→ Task description
Examine the material below. Gather every line in which the string "鞠躬尽瘁" appears.

======== Extracted material ========

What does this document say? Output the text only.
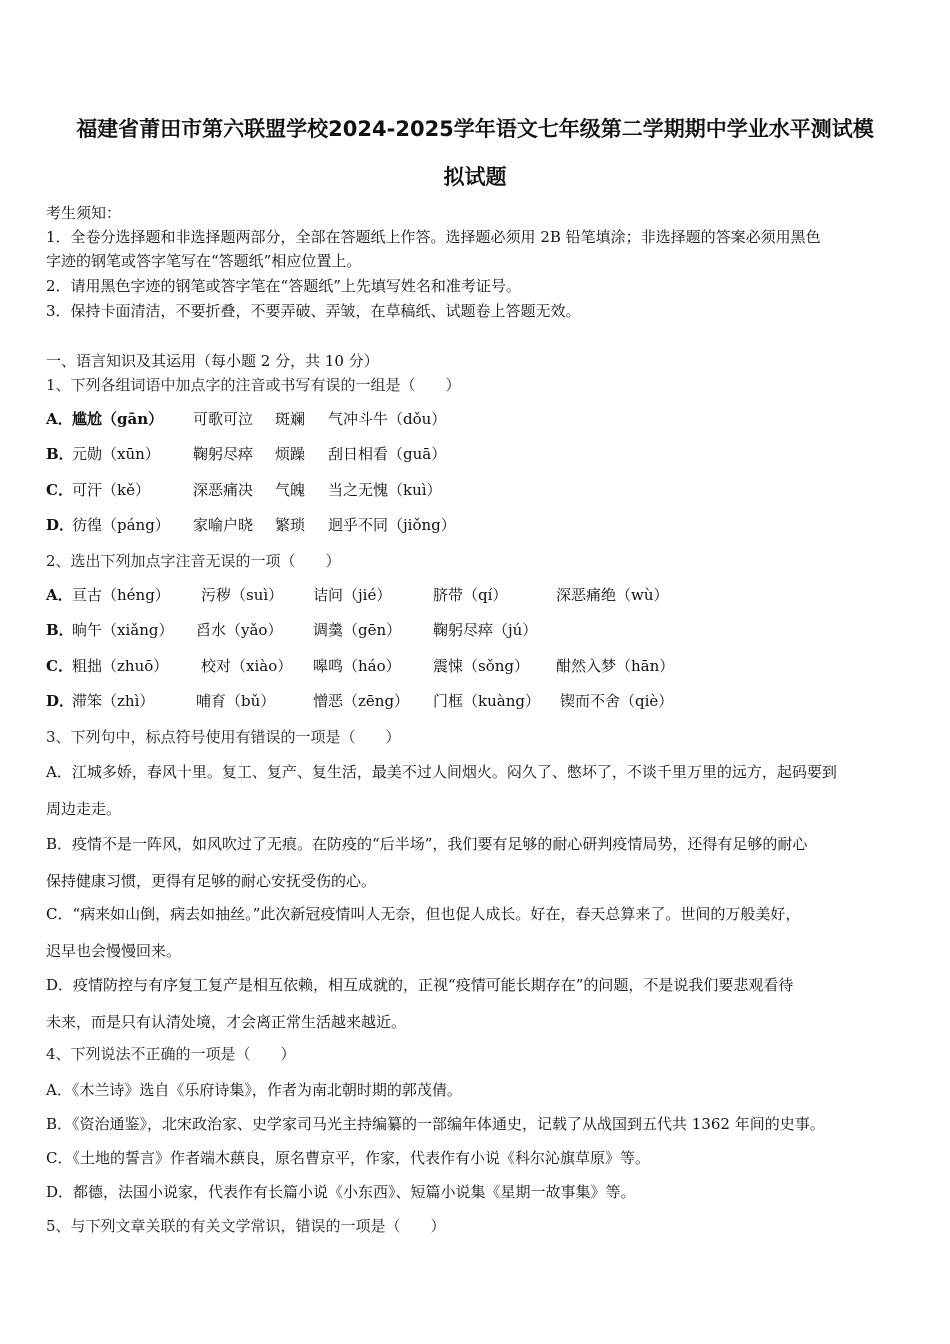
福建省莆田市第六联盟学校2024-2025学年语文七年级第二学期期中学业水平测试模
拟试题
考生须知：
1．全卷分选择题和非选择题两部分，全部在答题纸上作答。选择题必须用 2B 铅笔填涂；非选择题的答案必须用黑色
字迹的钢笔或答字笔写在“答题纸”相应位置上。
2．请用黑色字迹的钢笔或答字笔在“答题纸”上先填写姓名和准考证号。
3．保持卡面清洁，不要折叠，不要弄破、弄皱，在草稿纸、试题卷上答题无效。
一、语言知识及其运用（每小题 2 分，共 10 分）
1、下列各组词语中加点字的注音或书写有误的一组是（　　）
A． 尴尬（gān） 可歌可泣 斑斓 气冲斗牛（dǒu）
B．
元勋（xūn） 鞠躬尽瘁 烦躁 刮日相看（guā）
C． 可汗（kě）	深恶痛决 气魄 当之无愧（kuì）
D．
彷徨（páng） 家喻户晓 繁琐 迥乎不同（jiǒng）
2、选出下列加点字注音无误的一项（　　）
A． 亘古（héng） 污秽（suì） 诘问（jié）	脐带（qí）	深恶痛绝（wù）
B．
晌午（xiǎng） 舀水（yǎo） 调羹（gēn） 鞠躬尽瘁（jú）
C． 粗拙（zhuō） 校对（xiào） 嗥鸣（háo） 震悚（sǒng） 酣然入梦（hān）
D．
滞笨（zhì）	哺育（bǔ）	憎恶（zēng） 门框（kuàng） 锲而不舍（qiè）
3、下列句中，标点符号使用有错误的一项是（　　）
A．江城多娇，春风十里。复工、复产、复生活，最美不过人间烟火。闷久了、憋坏了，不谈千里万里的远方，起码要到
周边走走。
B．疫情不是一阵风，如风吹过了无痕。在防疫的“后半场”，我们要有足够的耐心研判疫情局势，还得有足够的耐心
保持健康习惯，更得有足够的耐心安抚受伤的心。
C．“病来如山倒，病去如抽丝。”此次新冠疫情叫人无奈，但也促人成长。好在，春天总算来了。世间的万般美好，
迟早也会慢慢回来。
D．疫情防控与有序复工复产是相互依赖，相互成就的，正视“疫情可能长期存在”的问题，不是说我们要悲观看待
未来，而是只有认清处境，才会离正常生活越来越近。
4、下列说法不正确的一项是（　　）
A．《木兰诗》选自《乐府诗集》，作者为南北朝时期的郭茂倩。
B．《资治通鉴》，北宋政治家、史学家司马光主持编纂的一部编年体通史，记载了从战国到五代共 1362 年间的史事。
C．《土地的誓言》作者端木蕻良，原名曹京平，作家，代表作有小说《科尔沁旗草原》等。
D．都德，法国小说家，代表作有长篇小说《小东西》、短篇小说集《星期一故事集》等。
5、与下列文章关联的有关文学常识，错误的一项是（　　）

========

→ Exercise output
元勋（xūn） 鞠躬尽瘁 烦躁 刮日相看（guā）
晌午（xiǎng） 舀水（yǎo） 调羹（gēn） 鞠躬尽瘁（jú）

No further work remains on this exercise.